## Dataset rows
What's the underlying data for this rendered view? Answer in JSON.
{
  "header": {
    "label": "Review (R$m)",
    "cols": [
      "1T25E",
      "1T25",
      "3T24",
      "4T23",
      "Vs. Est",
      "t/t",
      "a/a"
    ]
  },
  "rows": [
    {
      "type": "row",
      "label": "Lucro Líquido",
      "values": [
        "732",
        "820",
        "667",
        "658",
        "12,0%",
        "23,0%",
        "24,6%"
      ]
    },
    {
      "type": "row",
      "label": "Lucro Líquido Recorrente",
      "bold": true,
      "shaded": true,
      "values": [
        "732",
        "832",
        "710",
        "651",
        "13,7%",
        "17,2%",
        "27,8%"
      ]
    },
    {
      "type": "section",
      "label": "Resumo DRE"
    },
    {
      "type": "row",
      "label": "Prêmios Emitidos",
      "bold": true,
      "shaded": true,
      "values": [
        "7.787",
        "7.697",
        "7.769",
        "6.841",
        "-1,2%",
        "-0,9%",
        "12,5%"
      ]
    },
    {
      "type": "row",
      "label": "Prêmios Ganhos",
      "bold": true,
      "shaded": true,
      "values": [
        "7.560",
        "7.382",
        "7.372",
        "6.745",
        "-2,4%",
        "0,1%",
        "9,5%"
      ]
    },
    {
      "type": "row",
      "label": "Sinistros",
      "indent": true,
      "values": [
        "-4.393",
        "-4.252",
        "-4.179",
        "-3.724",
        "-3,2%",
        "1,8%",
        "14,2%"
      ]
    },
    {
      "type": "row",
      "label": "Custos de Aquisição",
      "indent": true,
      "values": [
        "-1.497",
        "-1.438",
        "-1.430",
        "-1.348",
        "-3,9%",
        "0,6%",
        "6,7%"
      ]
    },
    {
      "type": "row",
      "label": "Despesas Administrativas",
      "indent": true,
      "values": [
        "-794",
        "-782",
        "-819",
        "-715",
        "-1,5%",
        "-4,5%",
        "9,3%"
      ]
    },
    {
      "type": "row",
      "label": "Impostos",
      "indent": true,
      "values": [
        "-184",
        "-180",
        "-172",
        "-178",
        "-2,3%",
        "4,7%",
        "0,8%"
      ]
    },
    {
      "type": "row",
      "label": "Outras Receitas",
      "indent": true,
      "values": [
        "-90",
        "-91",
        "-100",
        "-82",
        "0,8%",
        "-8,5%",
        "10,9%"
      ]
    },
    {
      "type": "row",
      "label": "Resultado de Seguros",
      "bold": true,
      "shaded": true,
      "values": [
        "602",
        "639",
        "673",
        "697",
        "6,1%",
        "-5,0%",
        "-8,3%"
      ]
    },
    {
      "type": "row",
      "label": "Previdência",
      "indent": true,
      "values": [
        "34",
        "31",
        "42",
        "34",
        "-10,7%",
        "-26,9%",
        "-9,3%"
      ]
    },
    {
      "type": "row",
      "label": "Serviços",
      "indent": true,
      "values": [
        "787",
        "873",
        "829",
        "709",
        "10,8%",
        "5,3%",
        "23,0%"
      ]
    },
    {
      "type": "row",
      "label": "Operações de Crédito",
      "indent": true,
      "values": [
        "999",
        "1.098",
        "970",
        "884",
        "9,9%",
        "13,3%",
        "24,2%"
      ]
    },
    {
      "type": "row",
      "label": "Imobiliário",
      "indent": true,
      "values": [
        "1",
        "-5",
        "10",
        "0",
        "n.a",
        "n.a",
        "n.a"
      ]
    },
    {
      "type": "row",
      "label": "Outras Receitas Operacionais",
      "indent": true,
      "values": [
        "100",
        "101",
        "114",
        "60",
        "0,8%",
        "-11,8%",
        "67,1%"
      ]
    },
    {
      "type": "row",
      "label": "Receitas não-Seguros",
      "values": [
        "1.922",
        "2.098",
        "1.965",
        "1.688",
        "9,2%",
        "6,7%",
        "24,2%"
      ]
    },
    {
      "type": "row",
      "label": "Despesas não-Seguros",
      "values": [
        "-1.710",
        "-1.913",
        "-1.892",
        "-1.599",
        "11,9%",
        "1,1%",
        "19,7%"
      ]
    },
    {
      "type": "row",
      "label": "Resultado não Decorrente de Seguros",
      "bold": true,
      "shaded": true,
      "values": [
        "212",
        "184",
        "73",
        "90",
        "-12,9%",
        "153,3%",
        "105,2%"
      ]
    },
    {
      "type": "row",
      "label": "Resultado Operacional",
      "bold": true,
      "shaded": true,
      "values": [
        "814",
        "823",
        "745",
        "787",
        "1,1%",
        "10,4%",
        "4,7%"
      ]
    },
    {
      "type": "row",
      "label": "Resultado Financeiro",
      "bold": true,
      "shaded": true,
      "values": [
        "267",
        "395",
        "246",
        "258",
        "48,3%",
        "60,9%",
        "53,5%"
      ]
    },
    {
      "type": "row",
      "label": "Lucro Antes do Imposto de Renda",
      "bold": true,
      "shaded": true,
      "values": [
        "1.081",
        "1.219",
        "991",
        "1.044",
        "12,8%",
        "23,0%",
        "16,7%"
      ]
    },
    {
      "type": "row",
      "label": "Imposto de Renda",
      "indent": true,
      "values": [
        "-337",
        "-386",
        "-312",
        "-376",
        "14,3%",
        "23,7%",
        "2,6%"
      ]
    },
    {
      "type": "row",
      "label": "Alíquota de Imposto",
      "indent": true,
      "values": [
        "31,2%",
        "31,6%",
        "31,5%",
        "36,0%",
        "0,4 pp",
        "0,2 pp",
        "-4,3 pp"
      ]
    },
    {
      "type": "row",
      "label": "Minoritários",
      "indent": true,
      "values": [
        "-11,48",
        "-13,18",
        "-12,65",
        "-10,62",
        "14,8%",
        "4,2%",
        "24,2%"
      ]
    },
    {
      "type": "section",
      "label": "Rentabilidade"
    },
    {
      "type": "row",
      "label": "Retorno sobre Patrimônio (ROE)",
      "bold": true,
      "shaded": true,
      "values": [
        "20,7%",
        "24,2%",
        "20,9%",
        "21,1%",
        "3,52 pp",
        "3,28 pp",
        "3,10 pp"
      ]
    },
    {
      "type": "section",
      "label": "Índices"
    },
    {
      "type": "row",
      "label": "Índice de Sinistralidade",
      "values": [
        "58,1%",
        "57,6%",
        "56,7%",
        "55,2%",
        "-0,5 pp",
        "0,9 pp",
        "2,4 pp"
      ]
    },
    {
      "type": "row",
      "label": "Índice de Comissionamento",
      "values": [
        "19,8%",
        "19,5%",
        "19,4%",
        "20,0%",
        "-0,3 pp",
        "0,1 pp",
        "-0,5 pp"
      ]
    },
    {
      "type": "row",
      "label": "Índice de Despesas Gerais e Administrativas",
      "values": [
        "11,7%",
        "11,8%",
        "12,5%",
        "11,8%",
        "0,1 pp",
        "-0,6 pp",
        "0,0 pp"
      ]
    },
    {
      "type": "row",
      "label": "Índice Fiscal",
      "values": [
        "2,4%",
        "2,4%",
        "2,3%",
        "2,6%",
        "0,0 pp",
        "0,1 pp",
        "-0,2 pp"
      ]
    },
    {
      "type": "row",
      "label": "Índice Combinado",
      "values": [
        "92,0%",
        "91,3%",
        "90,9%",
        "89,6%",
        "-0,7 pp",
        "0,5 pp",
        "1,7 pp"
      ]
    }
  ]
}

## Short task
Using the listing above, please repeat every entry exactly.

## Finished answer
What's the underlying data for this rendered view? Answer in JSON.
{
  "header": {
    "label": "Review (R$m)",
    "cols": [
      "1T25E",
      "1T25",
      "3T24",
      "4T23",
      "Vs. Est",
      "t/t",
      "a/a"
    ]
  },
  "rows": [
    {
      "type": "row",
      "label": "Lucro Líquido",
      "values": [
        "732",
        "820",
        "667",
        "658",
        "12,0%",
        "23,0%",
        "24,6%"
      ]
    },
    {
      "type": "row",
      "label": "Lucro Líquido Recorrente",
      "bold": true,
      "shaded": true,
      "values": [
        "732",
        "832",
        "710",
        "651",
        "13,7%",
        "17,2%",
        "27,8%"
      ]
    },
    {
      "type": "section",
      "label": "Resumo DRE"
    },
    {
      "type": "row",
      "label": "Prêmios Emitidos",
      "bold": true,
      "shaded": true,
      "values": [
        "7.787",
        "7.697",
        "7.769",
        "6.841",
        "-1,2%",
        "-0,9%",
        "12,5%"
      ]
    },
    {
      "type": "row",
      "label": "Prêmios Ganhos",
      "bold": true,
      "shaded": true,
      "values": [
        "7.560",
        "7.382",
        "7.372",
        "6.745",
        "-2,4%",
        "0,1%",
        "9,5%"
      ]
    },
    {
      "type": "row",
      "label": "Sinistros",
      "indent": true,
      "values": [
        "-4.393",
        "-4.252",
        "-4.179",
        "-3.724",
        "-3,2%",
        "1,8%",
        "14,2%"
      ]
    },
    {
      "type": "row",
      "label": "Custos de Aquisição",
      "indent": true,
      "values": [
        "-1.497",
        "-1.438",
        "-1.430",
        "-1.348",
        "-3,9%",
        "0,6%",
        "6,7%"
      ]
    },
    {
      "type": "row",
      "label": "Despesas Administrativas",
      "indent": true,
      "values": [
        "-794",
        "-782",
        "-819",
        "-715",
        "-1,5%",
        "-4,5%",
        "9,3%"
      ]
    },
    {
      "type": "row",
      "label": "Impostos",
      "indent": true,
      "values": [
        "-184",
        "-180",
        "-172",
        "-178",
        "-2,3%",
        "4,7%",
        "0,8%"
      ]
    },
    {
      "type": "row",
      "label": "Outras Receitas",
      "indent": true,
      "values": [
        "-90",
        "-91",
        "-100",
        "-82",
        "0,8%",
        "-8,5%",
        "10,9%"
      ]
    },
    {
      "type": "row",
      "label": "Resultado de Seguros",
      "bold": true,
      "shaded": true,
      "values": [
        "602",
        "639",
        "673",
        "697",
        "6,1%",
        "-5,0%",
        "-8,3%"
      ]
    },
    {
      "type": "row",
      "label": "Previdência",
      "indent": true,
      "values": [
        "34",
        "31",
        "42",
        "34",
        "-10,7%",
        "-26,9%",
        "-9,3%"
      ]
    },
    {
      "type": "row",
      "label": "Serviços",
      "indent": true,
      "values": [
        "787",
        "873",
        "829",
        "709",
        "10,8%",
        "5,3%",
        "23,0%"
      ]
    },
    {
      "type": "row",
      "label": "Operações de Crédito",
      "indent": true,
      "values": [
        "999",
        "1.098",
        "970",
        "884",
        "9,9%",
        "13,3%",
        "24,2%"
      ]
    },
    {
      "type": "row",
      "label": "Imobiliário",
      "indent": true,
      "values": [
        "1",
        "-5",
        "10",
        "0",
        "n.a",
        "n.a",
        "n.a"
      ]
    },
    {
      "type": "row",
      "label": "Outras Receitas Operacionais",
      "indent": true,
      "values": [
        "100",
        "101",
        "114",
        "60",
        "0,8%",
        "-11,8%",
        "67,1%"
      ]
    },
    {
      "type": "row",
      "label": "Receitas não-Seguros",
      "values": [
        "1.922",
        "2.098",
        "1.965",
        "1.688",
        "9,2%",
        "6,7%",
        "24,2%"
      ]
    },
    {
      "type": "row",
      "label": "Despesas não-Seguros",
      "values": [
        "-1.710",
        "-1.913",
        "-1.892",
        "-1.599",
        "11,9%",
        "1,1%",
        "19,7%"
      ]
    },
    {
      "type": "row",
      "label": "Resultado não Decorrente de Seguros",
      "bold": true,
      "shaded": true,
      "values": [
        "212",
        "184",
        "73",
        "90",
        "-12,9%",
        "153,3%",
        "105,2%"
      ]
    },
    {
      "type": "row",
      "label": "Resultado Operacional",
      "bold": true,
      "shaded": true,
      "values": [
        "814",
        "823",
        "745",
        "787",
        "1,1%",
        "10,4%",
        "4,7%"
      ]
    },
    {
      "type": "row",
      "label": "Resultado Financeiro",
      "bold": true,
      "shaded": true,
      "values": [
        "267",
        "395",
        "246",
        "258",
        "48,3%",
        "60,9%",
        "53,5%"
      ]
    },
    {
      "type": "row",
      "label": "Lucro Antes do Imposto de Renda",
      "bold": true,
      "shaded": true,
      "values": [
        "1.081",
        "1.219",
        "991",
        "1.044",
        "12,8%",
        "23,0%",
        "16,7%"
      ]
    },
    {
      "type": "row",
      "label": "Imposto de Renda",
      "indent": true,
      "values": [
        "-337",
        "-386",
        "-312",
        "-376",
        "14,3%",
        "23,7%",
        "2,6%"
      ]
    },
    {
      "type": "row",
      "label": "Alíquota de Imposto",
      "indent": true,
      "values": [
        "31,2%",
        "31,6%",
        "31,5%",
        "36,0%",
        "0,4 pp",
        "0,2 pp",
        "-4,3 pp"
      ]
    },
    {
      "type": "row",
      "label": "Minoritários",
      "indent": true,
      "values": [
        "-11,48",
        "-13,18",
        "-12,65",
        "-10,62",
        "14,8%",
        "4,2%",
        "24,2%"
      ]
    },
    {
      "type": "section",
      "label": "Rentabilidade"
    },
    {
      "type": "row",
      "label": "Retorno sobre Patrimônio (ROE)",
      "bold": true,
      "shaded": true,
      "values": [
        "20,7%",
        "24,2%",
        "20,9%",
        "21,1%",
        "3,52 pp",
        "3,28 pp",
        "3,10 pp"
      ]
    },
    {
      "type": "section",
      "label": "Índices"
    },
    {
      "type": "row",
      "label": "Índice de Sinistralidade",
      "values": [
        "58,1%",
        "57,6%",
        "56,7%",
        "55,2%",
        "-0,5 pp",
        "0,9 pp",
        "2,4 pp"
      ]
    },
    {
      "type": "row",
      "label": "Índice de Comissionamento",
      "values": [
        "19,8%",
        "19,5%",
        "19,4%",
        "20,0%",
        "-0,3 pp",
        "0,1 pp",
        "-0,5 pp"
      ]
    },
    {
      "type": "row",
      "label": "Índice de Despesas Gerais e Administrativas",
      "values": [
        "11,7%",
        "11,8%",
        "12,5%",
        "11,8%",
        "0,1 pp",
        "-0,6 pp",
        "0,0 pp"
      ]
    },
    {
      "type": "row",
      "label": "Índice Fiscal",
      "values": [
        "2,4%",
        "2,4%",
        "2,3%",
        "2,6%",
        "0,0 pp",
        "0,1 pp",
        "-0,2 pp"
      ]
    },
    {
      "type": "row",
      "label": "Índice Combinado",
      "values": [
        "92,0%",
        "91,3%",
        "90,9%",
        "89,6%",
        "-0,7 pp",
        "0,5 pp",
        "1,7 pp"
      ]
    }
  ]
}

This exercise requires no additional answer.